[Stored data entries]
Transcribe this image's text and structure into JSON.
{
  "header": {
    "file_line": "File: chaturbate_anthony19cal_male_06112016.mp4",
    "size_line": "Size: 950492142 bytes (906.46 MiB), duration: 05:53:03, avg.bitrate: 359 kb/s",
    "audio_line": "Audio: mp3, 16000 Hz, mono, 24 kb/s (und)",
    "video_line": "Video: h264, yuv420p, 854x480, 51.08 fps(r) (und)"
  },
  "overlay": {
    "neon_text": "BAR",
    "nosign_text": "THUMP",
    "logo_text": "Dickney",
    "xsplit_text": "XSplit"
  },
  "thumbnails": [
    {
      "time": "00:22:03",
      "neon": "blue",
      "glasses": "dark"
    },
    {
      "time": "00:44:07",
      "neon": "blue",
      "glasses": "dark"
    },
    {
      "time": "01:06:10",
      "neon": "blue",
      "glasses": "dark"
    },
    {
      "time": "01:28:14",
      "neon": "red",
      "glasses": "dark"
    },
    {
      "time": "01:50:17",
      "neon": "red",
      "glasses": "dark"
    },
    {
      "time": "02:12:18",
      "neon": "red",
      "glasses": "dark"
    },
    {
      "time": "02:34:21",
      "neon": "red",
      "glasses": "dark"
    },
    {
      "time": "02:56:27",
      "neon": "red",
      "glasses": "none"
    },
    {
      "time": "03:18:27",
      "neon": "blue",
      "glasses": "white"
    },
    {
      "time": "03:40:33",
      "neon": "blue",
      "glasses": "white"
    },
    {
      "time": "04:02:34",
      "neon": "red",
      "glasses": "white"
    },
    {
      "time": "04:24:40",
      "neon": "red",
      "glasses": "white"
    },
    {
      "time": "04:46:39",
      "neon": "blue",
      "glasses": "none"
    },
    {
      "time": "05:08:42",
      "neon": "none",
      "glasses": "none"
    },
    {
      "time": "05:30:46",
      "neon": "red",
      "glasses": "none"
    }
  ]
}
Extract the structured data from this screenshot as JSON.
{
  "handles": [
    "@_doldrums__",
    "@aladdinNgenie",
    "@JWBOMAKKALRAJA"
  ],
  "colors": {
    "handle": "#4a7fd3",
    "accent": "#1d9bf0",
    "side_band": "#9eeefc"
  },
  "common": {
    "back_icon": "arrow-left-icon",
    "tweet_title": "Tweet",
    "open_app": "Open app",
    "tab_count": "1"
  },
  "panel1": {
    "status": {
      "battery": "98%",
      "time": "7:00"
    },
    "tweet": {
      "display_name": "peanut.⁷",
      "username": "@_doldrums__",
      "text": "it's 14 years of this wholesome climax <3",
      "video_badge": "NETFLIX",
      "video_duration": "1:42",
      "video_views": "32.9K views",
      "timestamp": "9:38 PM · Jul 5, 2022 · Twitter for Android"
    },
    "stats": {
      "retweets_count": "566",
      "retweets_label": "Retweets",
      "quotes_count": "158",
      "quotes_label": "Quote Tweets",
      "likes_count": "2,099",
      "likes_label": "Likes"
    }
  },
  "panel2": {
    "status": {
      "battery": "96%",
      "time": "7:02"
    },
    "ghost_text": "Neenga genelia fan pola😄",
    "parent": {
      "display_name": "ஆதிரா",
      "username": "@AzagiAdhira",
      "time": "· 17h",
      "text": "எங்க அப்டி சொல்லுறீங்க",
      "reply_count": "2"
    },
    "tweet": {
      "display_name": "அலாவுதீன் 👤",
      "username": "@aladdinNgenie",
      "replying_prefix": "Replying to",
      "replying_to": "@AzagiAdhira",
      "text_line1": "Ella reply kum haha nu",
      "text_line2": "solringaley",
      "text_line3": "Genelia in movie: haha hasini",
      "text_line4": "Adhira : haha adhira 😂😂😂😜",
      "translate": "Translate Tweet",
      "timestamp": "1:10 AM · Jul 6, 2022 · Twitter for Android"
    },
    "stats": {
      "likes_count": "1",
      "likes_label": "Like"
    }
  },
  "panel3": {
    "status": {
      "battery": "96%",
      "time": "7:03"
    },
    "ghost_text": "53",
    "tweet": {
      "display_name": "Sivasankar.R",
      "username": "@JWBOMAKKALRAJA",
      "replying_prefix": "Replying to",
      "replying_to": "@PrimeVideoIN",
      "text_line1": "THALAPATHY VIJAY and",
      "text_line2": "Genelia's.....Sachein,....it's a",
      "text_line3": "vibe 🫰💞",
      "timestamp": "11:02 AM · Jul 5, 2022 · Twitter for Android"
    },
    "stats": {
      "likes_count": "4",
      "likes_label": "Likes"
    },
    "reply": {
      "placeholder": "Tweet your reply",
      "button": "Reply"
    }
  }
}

→ REQUIRED TASK:
Output all records verbatim.

→ ANSWER IN FULL:
Transcribe this image's text and structure into JSON.
{
  "header": {
    "file_line": "File: chaturbate_anthony19cal_male_06112016.mp4",
    "size_line": "Size: 950492142 bytes (906.46 MiB), duration: 05:53:03, avg.bitrate: 359 kb/s",
    "audio_line": "Audio: mp3, 16000 Hz, mono, 24 kb/s (und)",
    "video_line": "Video: h264, yuv420p, 854x480, 51.08 fps(r) (und)"
  },
  "overlay": {
    "neon_text": "BAR",
    "nosign_text": "THUMP",
    "logo_text": "Dickney",
    "xsplit_text": "XSplit"
  },
  "thumbnails": [
    {
      "time": "00:22:03",
      "neon": "blue",
      "glasses": "dark"
    },
    {
      "time": "00:44:07",
      "neon": "blue",
      "glasses": "dark"
    },
    {
      "time": "01:06:10",
      "neon": "blue",
      "glasses": "dark"
    },
    {
      "time": "01:28:14",
      "neon": "red",
      "glasses": "dark"
    },
    {
      "time": "01:50:17",
      "neon": "red",
      "glasses": "dark"
    },
    {
      "time": "02:12:18",
      "neon": "red",
      "glasses": "dark"
    },
    {
      "time": "02:34:21",
      "neon": "red",
      "glasses": "dark"
    },
    {
      "time": "02:56:27",
      "neon": "red",
      "glasses": "none"
    },
    {
      "time": "03:18:27",
      "neon": "blue",
      "glasses": "white"
    },
    {
      "time": "03:40:33",
      "neon": "blue",
      "glasses": "white"
    },
    {
      "time": "04:02:34",
      "neon": "red",
      "glasses": "white"
    },
    {
      "time": "04:24:40",
      "neon": "red",
      "glasses": "white"
    },
    {
      "time": "04:46:39",
      "neon": "blue",
      "glasses": "none"
    },
    {
      "time": "05:08:42",
      "neon": "none",
      "glasses": "none"
    },
    {
      "time": "05:30:46",
      "neon": "red",
      "glasses": "none"
    }
  ]
}
Extract the structured data from this screenshot as JSON.
{
  "handles": [
    "@_doldrums__",
    "@aladdinNgenie",
    "@JWBOMAKKALRAJA"
  ],
  "colors": {
    "handle": "#4a7fd3",
    "accent": "#1d9bf0",
    "side_band": "#9eeefc"
  },
  "common": {
    "back_icon": "arrow-left-icon",
    "tweet_title": "Tweet",
    "open_app": "Open app",
    "tab_count": "1"
  },
  "panel1": {
    "status": {
      "battery": "98%",
      "time": "7:00"
    },
    "tweet": {
      "display_name": "peanut.⁷",
      "username": "@_doldrums__",
      "text": "it's 14 years of this wholesome climax <3",
      "video_badge": "NETFLIX",
      "video_duration": "1:42",
      "video_views": "32.9K views",
      "timestamp": "9:38 PM · Jul 5, 2022 · Twitter for Android"
    },
    "stats": {
      "retweets_count": "566",
      "retweets_label": "Retweets",
      "quotes_count": "158",
      "quotes_label": "Quote Tweets",
      "likes_count": "2,099",
      "likes_label": "Likes"
    }
  },
  "panel2": {
    "status": {
      "battery": "96%",
      "time": "7:02"
    },
    "ghost_text": "Neenga genelia fan pola😄",
    "parent": {
      "display_name": "ஆதிரா",
      "username": "@AzagiAdhira",
      "time": "· 17h",
      "text": "எங்க அப்டி சொல்லுறீங்க",
      "reply_count": "2"
    },
    "tweet": {
      "display_name": "அலாவுதீன் 👤",
      "username": "@aladdinNgenie",
      "replying_prefix": "Replying to",
      "replying_to": "@AzagiAdhira",
      "text_line1": "Ella reply kum haha nu",
      "text_line2": "solringaley",
      "text_line3": "Genelia in movie: haha hasini",
      "text_line4": "Adhira : haha adhira 😂😂😂😜",
      "translate": "Translate Tweet",
      "timestamp": "1:10 AM · Jul 6, 2022 · Twitter for Android"
    },
    "stats": {
      "likes_count": "1",
      "likes_label": "Like"
    }
  },
  "panel3": {
    "status": {
      "battery": "96%",
      "time": "7:03"
    },
    "ghost_text": "53",
    "tweet": {
      "display_name": "Sivasankar.R",
      "username": "@JWBOMAKKALRAJA",
      "replying_prefix": "Replying to",
      "replying_to": "@PrimeVideoIN",
      "text_line1": "THALAPATHY VIJAY and",
      "text_line2": "Genelia's.....Sachein,....it's a",
      "text_line3": "vibe 🫰💞",
      "timestamp": "11:02 AM · Jul 5, 2022 · Twitter for Android"
    },
    "stats": {
      "likes_count": "4",
      "likes_label": "Likes"
    },
    "reply": {
      "placeholder": "Tweet your reply",
      "button": "Reply"
    }
  }
}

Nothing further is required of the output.